• _EXERCISE DETAILS_:
Show each line of the data below that has the string "уполномоченный" in it.

• _GIVEN RECORDS_:
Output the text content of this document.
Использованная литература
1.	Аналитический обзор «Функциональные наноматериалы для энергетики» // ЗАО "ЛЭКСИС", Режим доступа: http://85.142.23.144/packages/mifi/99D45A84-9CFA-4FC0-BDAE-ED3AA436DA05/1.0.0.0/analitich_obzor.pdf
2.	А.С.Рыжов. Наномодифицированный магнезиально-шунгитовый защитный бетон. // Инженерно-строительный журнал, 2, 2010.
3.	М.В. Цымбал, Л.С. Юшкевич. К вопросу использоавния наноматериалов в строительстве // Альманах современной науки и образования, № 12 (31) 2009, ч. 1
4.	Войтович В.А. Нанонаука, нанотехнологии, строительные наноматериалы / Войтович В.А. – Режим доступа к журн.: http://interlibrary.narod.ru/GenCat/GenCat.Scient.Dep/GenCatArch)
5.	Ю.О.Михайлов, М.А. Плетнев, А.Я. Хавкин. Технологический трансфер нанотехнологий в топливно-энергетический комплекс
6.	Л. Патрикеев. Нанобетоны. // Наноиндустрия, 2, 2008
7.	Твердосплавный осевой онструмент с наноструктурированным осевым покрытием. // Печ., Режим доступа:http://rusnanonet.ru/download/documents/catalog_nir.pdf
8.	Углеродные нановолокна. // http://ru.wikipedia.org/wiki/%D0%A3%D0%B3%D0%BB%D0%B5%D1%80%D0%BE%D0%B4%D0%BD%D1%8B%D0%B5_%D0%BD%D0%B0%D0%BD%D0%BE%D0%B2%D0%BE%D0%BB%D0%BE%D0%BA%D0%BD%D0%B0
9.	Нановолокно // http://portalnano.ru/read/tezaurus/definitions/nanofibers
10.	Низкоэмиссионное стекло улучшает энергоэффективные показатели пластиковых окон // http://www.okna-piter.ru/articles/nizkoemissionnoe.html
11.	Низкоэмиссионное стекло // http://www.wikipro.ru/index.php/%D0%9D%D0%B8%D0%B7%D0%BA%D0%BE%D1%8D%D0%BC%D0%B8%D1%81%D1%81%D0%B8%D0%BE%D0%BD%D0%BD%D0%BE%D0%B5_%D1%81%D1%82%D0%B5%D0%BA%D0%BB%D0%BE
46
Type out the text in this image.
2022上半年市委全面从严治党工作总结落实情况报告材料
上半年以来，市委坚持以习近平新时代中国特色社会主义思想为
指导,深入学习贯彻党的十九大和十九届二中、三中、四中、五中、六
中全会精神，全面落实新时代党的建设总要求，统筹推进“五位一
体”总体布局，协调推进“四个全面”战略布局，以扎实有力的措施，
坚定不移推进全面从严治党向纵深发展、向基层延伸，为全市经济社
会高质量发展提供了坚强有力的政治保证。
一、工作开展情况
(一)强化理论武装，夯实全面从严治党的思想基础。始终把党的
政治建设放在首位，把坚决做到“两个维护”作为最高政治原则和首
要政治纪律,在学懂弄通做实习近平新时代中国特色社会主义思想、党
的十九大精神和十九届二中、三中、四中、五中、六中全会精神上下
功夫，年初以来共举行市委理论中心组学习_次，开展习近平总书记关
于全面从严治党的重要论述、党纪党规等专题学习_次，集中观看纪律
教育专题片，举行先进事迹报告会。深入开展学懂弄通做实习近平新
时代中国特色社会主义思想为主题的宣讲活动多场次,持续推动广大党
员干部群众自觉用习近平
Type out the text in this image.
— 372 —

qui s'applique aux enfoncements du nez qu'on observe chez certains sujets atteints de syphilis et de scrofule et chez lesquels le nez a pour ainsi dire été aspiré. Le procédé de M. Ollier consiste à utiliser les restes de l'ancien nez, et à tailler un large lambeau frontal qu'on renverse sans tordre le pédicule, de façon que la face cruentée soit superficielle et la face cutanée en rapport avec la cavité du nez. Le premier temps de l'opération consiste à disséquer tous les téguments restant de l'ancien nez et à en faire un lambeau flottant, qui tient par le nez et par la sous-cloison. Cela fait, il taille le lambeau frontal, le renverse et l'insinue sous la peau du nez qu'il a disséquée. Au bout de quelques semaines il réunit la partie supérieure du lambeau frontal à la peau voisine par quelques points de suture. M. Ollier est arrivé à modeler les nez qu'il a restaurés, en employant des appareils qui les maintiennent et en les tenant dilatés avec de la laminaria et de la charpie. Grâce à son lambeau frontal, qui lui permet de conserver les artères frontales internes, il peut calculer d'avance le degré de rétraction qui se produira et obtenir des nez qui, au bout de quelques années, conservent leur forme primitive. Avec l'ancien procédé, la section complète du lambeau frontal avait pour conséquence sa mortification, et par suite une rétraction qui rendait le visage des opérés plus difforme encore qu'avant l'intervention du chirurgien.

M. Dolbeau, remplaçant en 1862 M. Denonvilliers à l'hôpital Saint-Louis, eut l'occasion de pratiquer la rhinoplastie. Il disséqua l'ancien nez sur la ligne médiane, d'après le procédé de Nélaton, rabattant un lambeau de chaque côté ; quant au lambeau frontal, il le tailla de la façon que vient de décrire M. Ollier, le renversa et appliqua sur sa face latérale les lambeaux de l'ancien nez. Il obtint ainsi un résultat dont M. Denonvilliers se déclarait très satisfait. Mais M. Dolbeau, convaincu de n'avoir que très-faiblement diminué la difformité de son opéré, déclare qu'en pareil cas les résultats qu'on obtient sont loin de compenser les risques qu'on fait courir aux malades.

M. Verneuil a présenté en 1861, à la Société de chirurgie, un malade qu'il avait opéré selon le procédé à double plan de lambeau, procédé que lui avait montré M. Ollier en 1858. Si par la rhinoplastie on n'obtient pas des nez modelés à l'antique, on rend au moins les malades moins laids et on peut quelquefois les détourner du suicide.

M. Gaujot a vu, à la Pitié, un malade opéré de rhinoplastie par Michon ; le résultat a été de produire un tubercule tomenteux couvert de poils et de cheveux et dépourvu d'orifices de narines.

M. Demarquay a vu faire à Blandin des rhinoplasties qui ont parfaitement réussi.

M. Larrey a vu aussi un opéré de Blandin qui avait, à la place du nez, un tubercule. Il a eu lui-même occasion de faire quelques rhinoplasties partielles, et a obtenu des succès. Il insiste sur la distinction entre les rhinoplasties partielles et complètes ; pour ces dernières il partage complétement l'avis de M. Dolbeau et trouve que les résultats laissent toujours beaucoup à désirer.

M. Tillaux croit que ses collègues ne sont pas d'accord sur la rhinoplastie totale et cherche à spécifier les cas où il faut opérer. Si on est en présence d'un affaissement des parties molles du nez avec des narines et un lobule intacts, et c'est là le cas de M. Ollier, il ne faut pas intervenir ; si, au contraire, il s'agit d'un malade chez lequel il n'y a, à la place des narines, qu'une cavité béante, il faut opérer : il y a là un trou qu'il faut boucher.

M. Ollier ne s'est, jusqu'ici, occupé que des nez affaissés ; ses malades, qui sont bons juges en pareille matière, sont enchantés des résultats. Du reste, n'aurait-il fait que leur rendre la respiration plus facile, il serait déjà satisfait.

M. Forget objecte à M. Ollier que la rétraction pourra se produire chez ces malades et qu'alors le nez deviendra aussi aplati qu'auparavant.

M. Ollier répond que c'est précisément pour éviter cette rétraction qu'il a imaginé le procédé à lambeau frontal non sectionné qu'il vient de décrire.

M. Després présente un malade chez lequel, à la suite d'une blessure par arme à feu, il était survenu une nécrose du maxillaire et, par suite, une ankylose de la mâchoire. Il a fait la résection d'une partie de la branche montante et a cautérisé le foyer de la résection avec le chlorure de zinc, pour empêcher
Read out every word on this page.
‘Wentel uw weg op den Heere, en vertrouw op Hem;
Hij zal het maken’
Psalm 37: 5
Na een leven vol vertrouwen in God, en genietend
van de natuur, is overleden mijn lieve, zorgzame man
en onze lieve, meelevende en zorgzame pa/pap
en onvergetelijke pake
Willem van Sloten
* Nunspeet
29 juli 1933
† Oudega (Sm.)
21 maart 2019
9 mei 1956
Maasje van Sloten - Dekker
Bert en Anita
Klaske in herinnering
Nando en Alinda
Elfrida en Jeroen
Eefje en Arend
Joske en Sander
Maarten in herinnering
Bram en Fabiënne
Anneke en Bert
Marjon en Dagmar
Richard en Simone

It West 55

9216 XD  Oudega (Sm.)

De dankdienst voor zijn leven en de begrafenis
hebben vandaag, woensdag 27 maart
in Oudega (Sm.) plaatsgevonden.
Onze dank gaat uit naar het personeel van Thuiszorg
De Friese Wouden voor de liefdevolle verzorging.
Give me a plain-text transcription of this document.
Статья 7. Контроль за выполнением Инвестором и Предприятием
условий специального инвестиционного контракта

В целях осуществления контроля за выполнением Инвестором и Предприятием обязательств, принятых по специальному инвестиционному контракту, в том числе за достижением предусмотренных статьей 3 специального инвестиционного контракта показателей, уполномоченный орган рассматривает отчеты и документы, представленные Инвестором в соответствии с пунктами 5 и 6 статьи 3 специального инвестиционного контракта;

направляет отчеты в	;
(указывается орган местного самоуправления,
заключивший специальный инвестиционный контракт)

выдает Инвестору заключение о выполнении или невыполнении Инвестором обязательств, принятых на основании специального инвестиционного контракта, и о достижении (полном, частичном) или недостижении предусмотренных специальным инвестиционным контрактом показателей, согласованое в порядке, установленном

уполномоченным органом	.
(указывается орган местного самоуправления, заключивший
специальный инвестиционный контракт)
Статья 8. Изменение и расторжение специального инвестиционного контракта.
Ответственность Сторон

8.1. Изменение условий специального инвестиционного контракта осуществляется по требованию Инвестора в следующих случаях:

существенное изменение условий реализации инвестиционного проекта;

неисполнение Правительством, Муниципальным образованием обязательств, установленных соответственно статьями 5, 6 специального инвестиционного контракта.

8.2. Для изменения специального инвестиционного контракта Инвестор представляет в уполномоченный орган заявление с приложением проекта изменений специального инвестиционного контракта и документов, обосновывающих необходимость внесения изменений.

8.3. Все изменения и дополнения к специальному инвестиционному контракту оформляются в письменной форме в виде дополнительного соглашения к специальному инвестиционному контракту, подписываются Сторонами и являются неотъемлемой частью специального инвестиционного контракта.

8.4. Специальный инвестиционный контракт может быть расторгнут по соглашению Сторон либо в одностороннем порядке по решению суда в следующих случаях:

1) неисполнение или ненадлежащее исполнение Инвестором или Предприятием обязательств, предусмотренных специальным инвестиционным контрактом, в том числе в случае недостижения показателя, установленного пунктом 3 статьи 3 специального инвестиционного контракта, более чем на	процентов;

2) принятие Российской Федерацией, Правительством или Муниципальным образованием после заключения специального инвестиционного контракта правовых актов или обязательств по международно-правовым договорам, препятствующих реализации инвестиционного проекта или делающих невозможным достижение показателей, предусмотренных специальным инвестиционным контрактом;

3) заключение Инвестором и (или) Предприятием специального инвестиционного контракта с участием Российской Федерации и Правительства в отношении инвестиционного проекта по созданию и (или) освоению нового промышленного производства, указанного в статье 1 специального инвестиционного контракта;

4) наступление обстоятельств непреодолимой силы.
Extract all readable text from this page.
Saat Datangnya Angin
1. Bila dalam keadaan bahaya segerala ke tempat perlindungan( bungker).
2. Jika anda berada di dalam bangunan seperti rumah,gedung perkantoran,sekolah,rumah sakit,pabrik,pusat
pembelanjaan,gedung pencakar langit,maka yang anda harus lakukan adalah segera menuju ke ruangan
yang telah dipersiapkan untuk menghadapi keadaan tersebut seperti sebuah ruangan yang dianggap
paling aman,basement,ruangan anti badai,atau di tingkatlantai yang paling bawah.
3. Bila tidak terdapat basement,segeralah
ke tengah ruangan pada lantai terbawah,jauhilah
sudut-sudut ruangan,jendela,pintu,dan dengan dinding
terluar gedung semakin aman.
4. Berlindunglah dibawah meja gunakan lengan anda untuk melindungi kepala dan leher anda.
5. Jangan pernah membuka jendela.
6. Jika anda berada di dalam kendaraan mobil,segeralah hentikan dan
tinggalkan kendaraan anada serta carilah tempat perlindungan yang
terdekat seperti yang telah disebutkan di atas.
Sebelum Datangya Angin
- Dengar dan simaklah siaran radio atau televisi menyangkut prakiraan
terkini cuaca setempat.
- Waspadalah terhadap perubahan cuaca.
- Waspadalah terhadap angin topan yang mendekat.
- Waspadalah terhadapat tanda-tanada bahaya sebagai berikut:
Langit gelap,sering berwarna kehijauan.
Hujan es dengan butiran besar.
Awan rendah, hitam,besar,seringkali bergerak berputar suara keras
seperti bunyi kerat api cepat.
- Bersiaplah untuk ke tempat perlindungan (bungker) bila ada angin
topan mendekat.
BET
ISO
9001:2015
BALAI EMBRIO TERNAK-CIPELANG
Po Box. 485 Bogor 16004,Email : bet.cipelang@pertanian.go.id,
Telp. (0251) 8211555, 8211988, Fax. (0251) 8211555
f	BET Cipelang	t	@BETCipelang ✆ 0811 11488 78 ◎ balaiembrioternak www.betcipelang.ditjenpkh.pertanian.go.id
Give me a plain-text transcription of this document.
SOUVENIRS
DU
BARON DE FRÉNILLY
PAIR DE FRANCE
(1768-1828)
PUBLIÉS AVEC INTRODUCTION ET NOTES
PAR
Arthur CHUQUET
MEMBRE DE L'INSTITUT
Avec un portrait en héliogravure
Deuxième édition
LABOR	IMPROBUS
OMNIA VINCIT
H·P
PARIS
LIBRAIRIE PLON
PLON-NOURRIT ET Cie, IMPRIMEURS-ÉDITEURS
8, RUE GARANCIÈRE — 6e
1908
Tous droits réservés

• _SOLUTION_:
В целях осуществления контроля за выполнением Инвестором и Предприятием обязательств, принятых по специальному инвестиционному контракту, в том числе за достижением предусмотренных статьей 3 специального инвестиционного контракта показателей, уполномоченный орган рассматривает отчеты и документы, представленные Инвестором в соответствии с пунктами 5 и 6 статьи 3 специального инвестиционного контракта;
8.2. Для изменения специального инвестиционного контракта Инвестор представляет в уполномоченный орган заявление с приложением проекта изменений специального инвестиционного контракта и документов, обосновывающих необходимость внесения изменений.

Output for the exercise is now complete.